====== Exercise inputs

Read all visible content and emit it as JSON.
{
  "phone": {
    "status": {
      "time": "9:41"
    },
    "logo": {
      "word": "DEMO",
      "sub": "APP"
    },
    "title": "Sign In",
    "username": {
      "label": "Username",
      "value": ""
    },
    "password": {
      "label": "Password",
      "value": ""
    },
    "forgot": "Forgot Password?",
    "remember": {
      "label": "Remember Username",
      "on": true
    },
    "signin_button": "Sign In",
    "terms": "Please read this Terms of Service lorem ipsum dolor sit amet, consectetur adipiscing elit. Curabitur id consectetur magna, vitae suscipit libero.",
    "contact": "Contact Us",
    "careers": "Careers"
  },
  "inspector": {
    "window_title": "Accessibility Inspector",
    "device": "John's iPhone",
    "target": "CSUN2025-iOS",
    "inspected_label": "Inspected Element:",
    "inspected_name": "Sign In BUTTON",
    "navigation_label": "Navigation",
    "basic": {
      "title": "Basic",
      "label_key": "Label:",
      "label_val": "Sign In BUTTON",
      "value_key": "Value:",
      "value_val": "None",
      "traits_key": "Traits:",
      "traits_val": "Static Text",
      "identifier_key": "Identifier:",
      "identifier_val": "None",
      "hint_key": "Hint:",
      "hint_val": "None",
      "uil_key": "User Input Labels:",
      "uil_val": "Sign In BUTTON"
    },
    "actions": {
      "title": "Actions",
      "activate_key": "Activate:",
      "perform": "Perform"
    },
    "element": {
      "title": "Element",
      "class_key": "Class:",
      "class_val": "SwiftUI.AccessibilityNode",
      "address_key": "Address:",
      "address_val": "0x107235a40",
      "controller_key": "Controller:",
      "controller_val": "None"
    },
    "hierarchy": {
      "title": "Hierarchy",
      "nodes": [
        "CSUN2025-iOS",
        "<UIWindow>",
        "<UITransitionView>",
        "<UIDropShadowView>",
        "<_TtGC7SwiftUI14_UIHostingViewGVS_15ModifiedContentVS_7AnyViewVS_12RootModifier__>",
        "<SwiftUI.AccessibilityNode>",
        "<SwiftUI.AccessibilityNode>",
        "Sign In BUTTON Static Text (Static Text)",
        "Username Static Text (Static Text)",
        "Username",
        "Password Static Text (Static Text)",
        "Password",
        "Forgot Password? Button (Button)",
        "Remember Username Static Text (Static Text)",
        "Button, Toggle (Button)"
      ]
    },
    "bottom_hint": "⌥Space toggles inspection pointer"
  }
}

============

What is required. The lines above should be duplicated exactly.

Solution.
Read all visible content and emit it as JSON.
{
  "phone": {
    "status": {
      "time": "9:41"
    },
    "logo": {
      "word": "DEMO",
      "sub": "APP"
    },
    "title": "Sign In",
    "username": {
      "label": "Username",
      "value": ""
    },
    "password": {
      "label": "Password",
      "value": ""
    },
    "forgot": "Forgot Password?",
    "remember": {
      "label": "Remember Username",
      "on": true
    },
    "signin_button": "Sign In",
    "terms": "Please read this Terms of Service lorem ipsum dolor sit amet, consectetur adipiscing elit. Curabitur id consectetur magna, vitae suscipit libero.",
    "contact": "Contact Us",
    "careers": "Careers"
  },
  "inspector": {
    "window_title": "Accessibility Inspector",
    "device": "John's iPhone",
    "target": "CSUN2025-iOS",
    "inspected_label": "Inspected Element:",
    "inspected_name": "Sign In BUTTON",
    "navigation_label": "Navigation",
    "basic": {
      "title": "Basic",
      "label_key": "Label:",
      "label_val": "Sign In BUTTON",
      "value_key": "Value:",
      "value_val": "None",
      "traits_key": "Traits:",
      "traits_val": "Static Text",
      "identifier_key": "Identifier:",
      "identifier_val": "None",
      "hint_key": "Hint:",
      "hint_val": "None",
      "uil_key": "User Input Labels:",
      "uil_val": "Sign In BUTTON"
    },
    "actions": {
      "title": "Actions",
      "activate_key": "Activate:",
      "perform": "Perform"
    },
    "element": {
      "title": "Element",
      "class_key": "Class:",
      "class_val": "SwiftUI.AccessibilityNode",
      "address_key": "Address:",
      "address_val": "0x107235a40",
      "controller_key": "Controller:",
      "controller_val": "None"
    },
    "hierarchy": {
      "title": "Hierarchy",
      "nodes": [
        "CSUN2025-iOS",
        "<UIWindow>",
        "<UITransitionView>",
        "<UIDropShadowView>",
        "<_TtGC7SwiftUI14_UIHostingViewGVS_15ModifiedContentVS_7AnyViewVS_12RootModifier__>",
        "<SwiftUI.AccessibilityNode>",
        "<SwiftUI.AccessibilityNode>",
        "Sign In BUTTON Static Text (Static Text)",
        "Username Static Text (Static Text)",
        "Username",
        "Password Static Text (Static Text)",
        "Password",
        "Forgot Password? Button (Button)",
        "Remember Username Static Text (Static Text)",
        "Button, Toggle (Button)"
      ]
    },
    "bottom_hint": "⌥Space toggles inspection pointer"
  }
}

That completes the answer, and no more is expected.